SHORT PROBLEM: Pick out every line that holds the string "observations" and copy it.

STORED ROWS:
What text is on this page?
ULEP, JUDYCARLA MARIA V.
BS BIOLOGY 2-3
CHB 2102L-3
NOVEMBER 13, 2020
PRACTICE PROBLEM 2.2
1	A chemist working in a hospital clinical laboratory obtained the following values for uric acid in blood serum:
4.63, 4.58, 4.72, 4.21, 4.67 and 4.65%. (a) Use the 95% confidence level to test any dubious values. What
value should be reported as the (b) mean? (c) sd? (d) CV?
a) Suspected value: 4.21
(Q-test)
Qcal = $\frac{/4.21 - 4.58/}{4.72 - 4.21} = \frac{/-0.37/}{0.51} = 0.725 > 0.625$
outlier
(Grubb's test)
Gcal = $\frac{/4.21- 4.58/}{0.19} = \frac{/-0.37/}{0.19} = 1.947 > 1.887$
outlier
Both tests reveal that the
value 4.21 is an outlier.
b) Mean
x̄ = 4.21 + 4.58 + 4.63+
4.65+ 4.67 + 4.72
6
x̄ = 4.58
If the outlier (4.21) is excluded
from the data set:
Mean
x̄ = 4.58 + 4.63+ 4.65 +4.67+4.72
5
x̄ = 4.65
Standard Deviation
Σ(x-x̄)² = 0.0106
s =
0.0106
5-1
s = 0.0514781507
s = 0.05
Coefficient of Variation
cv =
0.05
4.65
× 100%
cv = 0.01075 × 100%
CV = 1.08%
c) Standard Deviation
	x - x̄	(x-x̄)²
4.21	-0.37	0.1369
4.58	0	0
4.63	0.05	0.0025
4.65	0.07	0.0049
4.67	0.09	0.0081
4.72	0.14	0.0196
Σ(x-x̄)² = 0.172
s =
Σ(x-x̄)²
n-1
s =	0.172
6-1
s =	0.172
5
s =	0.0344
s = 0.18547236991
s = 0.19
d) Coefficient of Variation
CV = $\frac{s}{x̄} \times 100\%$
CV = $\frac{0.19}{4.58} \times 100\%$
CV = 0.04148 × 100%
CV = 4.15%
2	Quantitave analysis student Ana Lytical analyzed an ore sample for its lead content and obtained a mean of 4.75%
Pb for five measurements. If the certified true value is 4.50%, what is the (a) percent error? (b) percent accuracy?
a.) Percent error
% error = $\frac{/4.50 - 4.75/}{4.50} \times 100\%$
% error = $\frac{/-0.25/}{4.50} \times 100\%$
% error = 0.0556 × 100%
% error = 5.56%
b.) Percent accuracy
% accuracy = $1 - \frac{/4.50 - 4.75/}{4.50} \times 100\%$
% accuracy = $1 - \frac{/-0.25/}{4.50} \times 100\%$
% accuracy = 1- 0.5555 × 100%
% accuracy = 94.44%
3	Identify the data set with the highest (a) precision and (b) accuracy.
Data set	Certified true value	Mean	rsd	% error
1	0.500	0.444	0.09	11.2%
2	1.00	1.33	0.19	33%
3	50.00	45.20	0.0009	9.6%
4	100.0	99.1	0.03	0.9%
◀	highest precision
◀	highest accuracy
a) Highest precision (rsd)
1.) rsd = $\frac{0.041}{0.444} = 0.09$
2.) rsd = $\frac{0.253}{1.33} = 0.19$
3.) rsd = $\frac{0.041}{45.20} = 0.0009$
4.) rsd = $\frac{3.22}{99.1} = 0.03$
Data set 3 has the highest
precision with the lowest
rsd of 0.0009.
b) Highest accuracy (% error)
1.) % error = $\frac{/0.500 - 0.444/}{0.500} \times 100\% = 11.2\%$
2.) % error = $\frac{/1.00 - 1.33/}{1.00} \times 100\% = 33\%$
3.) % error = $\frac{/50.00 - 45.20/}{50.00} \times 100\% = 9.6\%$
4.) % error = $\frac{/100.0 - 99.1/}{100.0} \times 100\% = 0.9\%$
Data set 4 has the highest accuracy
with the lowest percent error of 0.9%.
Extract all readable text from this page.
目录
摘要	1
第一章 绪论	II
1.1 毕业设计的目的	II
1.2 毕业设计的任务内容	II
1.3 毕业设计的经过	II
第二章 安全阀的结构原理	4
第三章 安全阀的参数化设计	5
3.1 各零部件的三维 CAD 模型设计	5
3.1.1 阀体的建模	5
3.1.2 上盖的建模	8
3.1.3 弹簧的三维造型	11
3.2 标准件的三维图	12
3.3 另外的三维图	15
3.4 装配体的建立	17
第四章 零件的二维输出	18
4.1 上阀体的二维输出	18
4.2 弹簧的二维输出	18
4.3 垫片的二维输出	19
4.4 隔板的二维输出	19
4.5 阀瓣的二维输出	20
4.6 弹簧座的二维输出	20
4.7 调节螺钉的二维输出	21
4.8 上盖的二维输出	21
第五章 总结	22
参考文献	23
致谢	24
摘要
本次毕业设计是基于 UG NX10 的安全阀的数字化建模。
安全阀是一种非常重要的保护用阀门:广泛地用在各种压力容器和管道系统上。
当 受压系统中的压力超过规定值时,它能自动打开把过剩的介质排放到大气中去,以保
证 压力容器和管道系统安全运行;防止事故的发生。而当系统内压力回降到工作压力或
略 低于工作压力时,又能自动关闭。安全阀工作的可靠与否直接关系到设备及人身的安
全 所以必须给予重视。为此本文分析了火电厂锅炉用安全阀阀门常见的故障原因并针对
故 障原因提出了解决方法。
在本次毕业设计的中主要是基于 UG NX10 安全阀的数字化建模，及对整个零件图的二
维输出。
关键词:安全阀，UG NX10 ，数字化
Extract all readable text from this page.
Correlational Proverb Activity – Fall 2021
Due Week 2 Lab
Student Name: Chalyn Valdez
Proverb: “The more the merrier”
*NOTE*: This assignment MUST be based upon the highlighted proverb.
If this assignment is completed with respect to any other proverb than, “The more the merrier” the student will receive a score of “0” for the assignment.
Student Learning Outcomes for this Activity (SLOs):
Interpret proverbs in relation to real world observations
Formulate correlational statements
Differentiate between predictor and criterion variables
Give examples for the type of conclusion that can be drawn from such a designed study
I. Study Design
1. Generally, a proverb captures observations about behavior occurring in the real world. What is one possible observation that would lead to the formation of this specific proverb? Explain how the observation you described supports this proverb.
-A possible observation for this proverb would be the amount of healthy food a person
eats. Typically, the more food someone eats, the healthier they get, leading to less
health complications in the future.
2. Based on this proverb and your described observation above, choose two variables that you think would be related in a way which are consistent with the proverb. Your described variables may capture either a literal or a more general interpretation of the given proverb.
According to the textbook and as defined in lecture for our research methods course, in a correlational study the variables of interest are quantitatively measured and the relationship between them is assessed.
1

RESPONSE:
Interpret proverbs in relation to real world observations
1. Generally, a proverb captures observations about behavior occurring in the real world. What is one possible observation that would lead to the formation of this specific proverb? Explain how the observation you described supports this proverb.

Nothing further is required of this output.